#### Prompt:
Track down every line below that holds "JSON" and copy it.
--- Excerpted records ---
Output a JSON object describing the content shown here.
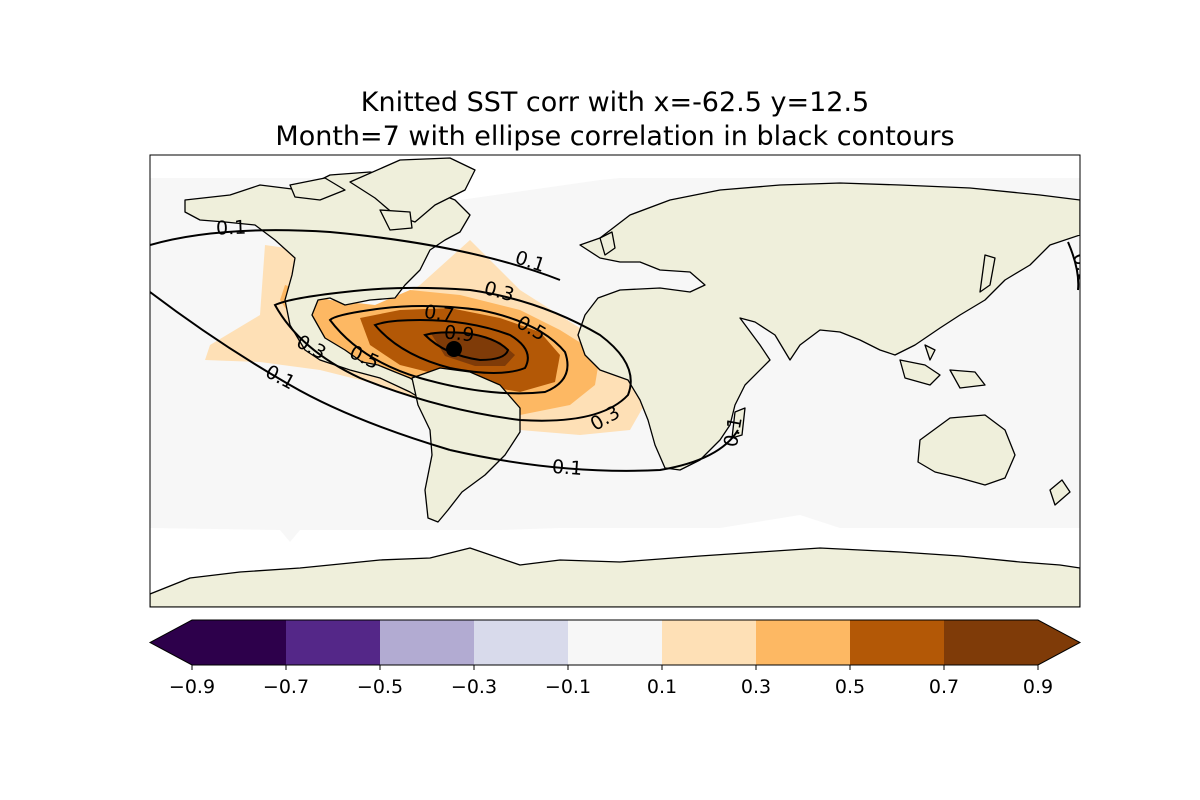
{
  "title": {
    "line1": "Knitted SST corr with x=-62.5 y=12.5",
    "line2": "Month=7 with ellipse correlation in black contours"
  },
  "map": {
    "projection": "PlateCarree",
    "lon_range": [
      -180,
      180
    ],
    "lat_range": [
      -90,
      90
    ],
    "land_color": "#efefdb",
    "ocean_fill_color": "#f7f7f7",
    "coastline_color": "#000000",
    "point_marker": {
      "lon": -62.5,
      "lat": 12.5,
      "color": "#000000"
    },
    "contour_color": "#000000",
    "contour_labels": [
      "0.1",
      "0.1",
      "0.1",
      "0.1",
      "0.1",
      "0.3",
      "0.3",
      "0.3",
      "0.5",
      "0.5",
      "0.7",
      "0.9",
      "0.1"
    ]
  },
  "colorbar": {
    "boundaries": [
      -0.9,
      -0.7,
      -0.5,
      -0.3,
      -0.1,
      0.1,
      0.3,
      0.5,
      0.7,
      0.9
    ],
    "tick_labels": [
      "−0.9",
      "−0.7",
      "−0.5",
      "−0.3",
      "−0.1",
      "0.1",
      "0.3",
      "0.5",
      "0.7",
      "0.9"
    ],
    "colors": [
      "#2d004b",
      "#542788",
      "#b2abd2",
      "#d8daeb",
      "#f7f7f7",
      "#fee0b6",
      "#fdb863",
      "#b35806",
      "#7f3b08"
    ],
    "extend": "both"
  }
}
---
--- Excerpted records ---
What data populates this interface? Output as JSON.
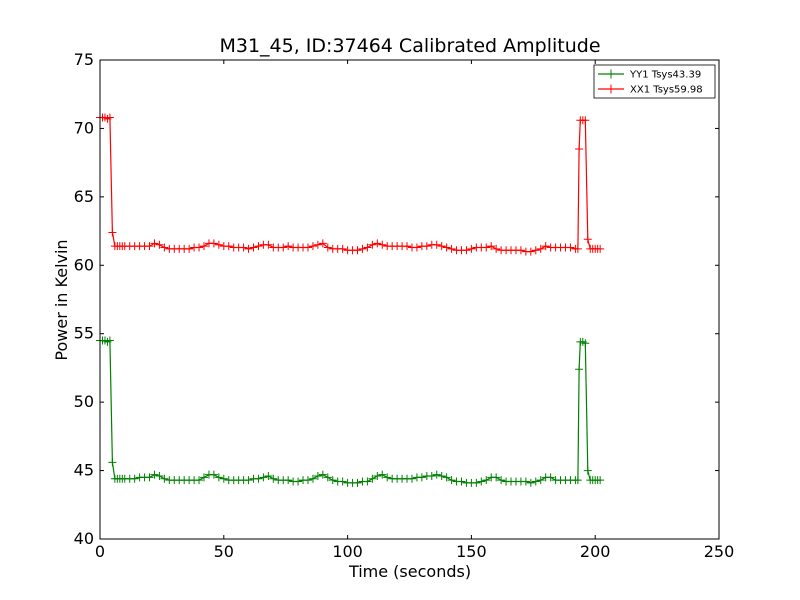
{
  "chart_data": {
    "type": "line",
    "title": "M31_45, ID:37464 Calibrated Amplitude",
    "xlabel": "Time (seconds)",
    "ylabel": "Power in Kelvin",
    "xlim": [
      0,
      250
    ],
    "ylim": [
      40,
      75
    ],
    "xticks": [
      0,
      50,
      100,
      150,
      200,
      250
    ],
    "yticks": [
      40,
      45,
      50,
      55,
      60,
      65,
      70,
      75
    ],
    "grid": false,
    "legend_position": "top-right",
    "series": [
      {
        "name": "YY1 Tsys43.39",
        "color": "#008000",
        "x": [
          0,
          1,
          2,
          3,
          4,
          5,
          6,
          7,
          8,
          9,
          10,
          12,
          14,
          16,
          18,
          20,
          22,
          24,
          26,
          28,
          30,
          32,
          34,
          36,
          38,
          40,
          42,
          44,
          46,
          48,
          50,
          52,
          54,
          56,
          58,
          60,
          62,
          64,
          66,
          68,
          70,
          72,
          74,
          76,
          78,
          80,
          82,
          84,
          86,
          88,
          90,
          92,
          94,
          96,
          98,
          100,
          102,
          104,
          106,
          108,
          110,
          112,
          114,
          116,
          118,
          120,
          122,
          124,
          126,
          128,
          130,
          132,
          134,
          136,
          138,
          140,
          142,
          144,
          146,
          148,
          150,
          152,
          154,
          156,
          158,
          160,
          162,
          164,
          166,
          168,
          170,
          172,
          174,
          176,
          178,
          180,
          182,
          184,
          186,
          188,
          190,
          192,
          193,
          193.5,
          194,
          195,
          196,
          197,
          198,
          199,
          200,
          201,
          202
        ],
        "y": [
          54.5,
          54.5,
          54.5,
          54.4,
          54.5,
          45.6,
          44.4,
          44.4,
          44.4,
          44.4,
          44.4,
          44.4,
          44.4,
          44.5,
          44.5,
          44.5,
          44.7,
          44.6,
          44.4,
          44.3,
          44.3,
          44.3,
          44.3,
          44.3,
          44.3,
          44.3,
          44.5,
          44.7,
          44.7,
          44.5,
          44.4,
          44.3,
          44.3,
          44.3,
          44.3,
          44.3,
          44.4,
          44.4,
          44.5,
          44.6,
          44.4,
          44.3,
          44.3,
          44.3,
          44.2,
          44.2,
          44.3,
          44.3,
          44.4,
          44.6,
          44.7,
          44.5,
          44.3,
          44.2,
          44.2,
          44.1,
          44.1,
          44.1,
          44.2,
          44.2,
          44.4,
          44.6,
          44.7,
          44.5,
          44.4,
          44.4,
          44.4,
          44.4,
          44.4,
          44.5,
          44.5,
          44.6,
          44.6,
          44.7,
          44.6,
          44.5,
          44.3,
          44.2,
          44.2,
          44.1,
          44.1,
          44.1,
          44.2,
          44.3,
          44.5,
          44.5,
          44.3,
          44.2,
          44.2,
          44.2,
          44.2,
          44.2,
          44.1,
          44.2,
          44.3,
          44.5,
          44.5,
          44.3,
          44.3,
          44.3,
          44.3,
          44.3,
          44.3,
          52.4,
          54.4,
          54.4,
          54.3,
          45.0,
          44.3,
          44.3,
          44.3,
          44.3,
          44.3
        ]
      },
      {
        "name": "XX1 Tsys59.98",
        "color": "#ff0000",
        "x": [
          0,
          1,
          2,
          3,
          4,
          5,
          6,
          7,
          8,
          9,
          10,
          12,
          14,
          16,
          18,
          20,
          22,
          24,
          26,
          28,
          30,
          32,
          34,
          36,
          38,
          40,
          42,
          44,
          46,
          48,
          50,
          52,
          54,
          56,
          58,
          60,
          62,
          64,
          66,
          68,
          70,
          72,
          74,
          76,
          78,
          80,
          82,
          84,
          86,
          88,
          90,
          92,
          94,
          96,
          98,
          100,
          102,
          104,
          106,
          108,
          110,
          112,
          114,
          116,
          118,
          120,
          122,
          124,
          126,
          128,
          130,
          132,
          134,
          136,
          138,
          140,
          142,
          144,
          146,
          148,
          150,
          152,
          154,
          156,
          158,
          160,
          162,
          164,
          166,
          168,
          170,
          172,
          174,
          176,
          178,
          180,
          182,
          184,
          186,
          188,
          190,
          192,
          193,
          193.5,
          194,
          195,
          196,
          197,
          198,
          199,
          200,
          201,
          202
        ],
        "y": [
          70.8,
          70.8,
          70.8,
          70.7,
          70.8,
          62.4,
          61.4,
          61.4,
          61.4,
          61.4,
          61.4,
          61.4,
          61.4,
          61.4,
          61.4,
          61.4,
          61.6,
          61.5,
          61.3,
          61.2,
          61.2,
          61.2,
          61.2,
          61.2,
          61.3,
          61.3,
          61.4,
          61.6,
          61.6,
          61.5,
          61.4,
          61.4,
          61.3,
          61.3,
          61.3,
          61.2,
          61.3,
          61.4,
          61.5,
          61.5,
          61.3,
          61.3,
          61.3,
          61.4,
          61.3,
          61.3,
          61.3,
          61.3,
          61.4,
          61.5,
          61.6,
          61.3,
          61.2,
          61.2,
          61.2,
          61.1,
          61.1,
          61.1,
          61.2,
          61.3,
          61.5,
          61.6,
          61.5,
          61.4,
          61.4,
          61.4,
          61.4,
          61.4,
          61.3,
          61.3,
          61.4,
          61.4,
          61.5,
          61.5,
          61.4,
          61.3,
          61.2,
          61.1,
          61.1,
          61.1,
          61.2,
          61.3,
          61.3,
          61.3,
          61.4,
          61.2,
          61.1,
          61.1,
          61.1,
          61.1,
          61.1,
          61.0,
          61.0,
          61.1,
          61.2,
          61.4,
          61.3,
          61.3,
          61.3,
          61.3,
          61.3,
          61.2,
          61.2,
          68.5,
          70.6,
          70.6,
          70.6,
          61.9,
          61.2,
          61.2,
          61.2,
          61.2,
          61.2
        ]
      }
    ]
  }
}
---
--- Excerpted records ---
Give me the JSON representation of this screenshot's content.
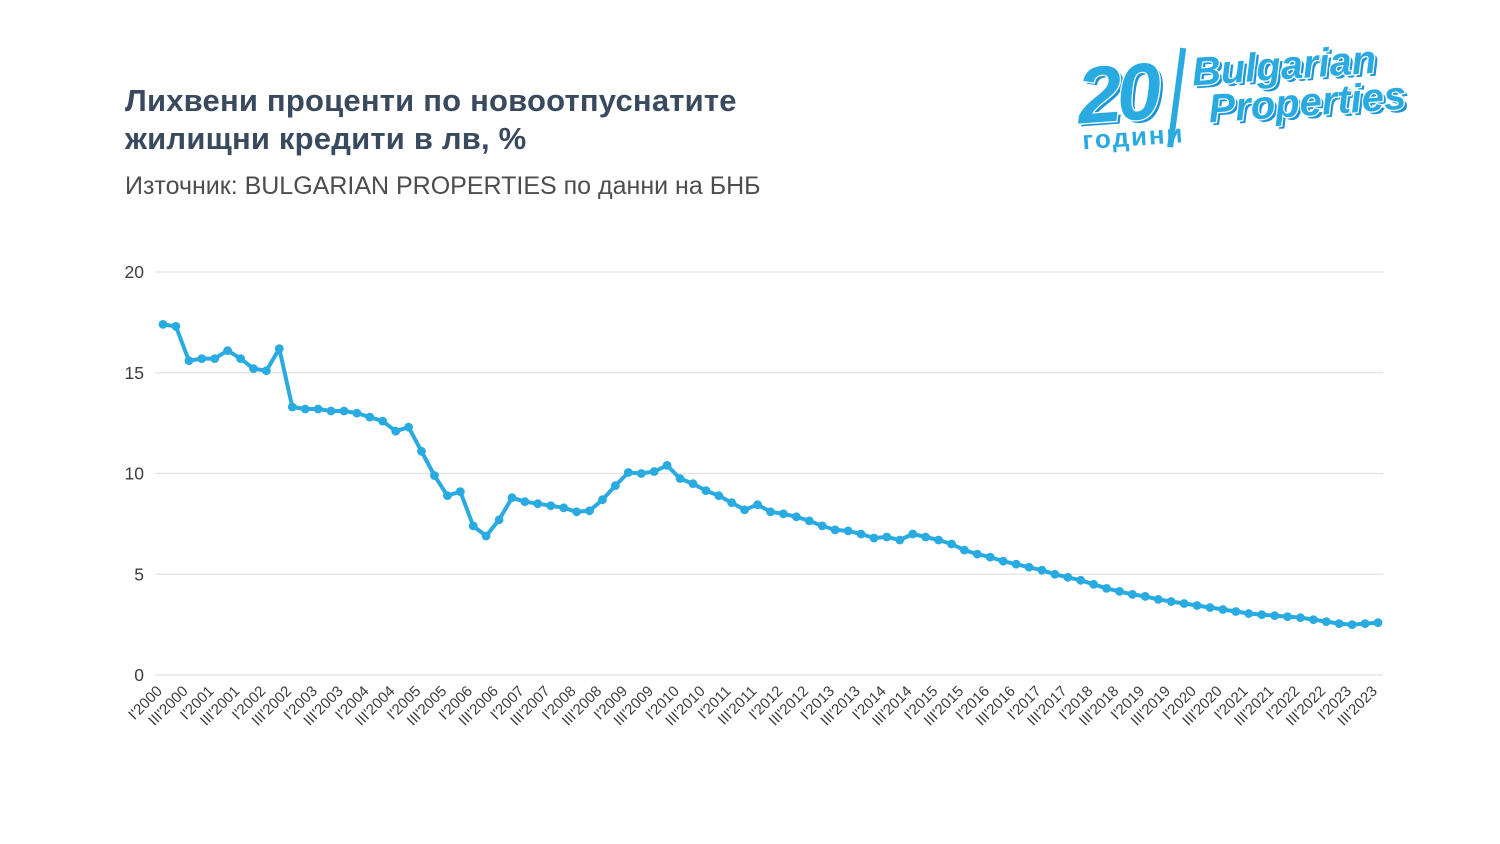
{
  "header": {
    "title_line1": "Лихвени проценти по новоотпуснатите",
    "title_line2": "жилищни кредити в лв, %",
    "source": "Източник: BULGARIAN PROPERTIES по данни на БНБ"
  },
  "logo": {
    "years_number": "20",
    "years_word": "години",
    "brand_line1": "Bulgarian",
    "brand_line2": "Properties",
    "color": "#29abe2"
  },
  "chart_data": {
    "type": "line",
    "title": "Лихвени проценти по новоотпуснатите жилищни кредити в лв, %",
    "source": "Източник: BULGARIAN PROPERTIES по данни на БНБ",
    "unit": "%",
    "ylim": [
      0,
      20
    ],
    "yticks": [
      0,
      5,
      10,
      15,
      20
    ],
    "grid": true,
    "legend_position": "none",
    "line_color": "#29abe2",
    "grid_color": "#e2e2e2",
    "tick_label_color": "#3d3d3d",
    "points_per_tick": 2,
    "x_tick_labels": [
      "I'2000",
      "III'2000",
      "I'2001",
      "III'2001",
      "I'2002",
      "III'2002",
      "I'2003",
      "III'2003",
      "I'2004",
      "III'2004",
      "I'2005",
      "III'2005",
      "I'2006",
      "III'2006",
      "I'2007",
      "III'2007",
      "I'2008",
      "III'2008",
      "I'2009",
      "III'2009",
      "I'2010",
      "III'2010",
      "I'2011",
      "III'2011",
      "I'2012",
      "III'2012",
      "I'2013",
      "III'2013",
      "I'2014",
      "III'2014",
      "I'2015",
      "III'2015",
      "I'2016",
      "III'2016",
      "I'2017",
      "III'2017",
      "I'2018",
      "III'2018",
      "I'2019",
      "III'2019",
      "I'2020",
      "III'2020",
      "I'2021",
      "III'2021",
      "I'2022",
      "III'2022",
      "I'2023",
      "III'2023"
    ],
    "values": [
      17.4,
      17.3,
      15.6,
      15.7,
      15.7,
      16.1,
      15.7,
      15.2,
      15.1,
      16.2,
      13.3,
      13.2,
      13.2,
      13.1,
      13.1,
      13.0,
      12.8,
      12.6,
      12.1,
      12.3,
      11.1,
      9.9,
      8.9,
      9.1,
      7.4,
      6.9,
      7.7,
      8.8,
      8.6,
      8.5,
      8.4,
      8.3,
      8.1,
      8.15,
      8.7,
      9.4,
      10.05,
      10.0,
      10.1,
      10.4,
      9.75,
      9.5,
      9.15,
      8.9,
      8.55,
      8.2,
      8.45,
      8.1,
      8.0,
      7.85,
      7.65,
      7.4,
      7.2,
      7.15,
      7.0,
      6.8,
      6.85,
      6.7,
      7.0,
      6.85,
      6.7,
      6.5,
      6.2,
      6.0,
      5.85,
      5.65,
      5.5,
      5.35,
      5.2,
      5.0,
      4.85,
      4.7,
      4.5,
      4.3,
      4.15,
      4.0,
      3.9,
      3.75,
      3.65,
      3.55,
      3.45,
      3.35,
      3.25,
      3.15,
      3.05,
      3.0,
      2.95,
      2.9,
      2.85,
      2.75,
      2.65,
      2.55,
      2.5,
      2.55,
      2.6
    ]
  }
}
---
#### Reply to the exercise:
Output a JSON object describing the content shown here.
What data populates this interface? Output as JSON.
Give me the JSON representation of this screenshot's content.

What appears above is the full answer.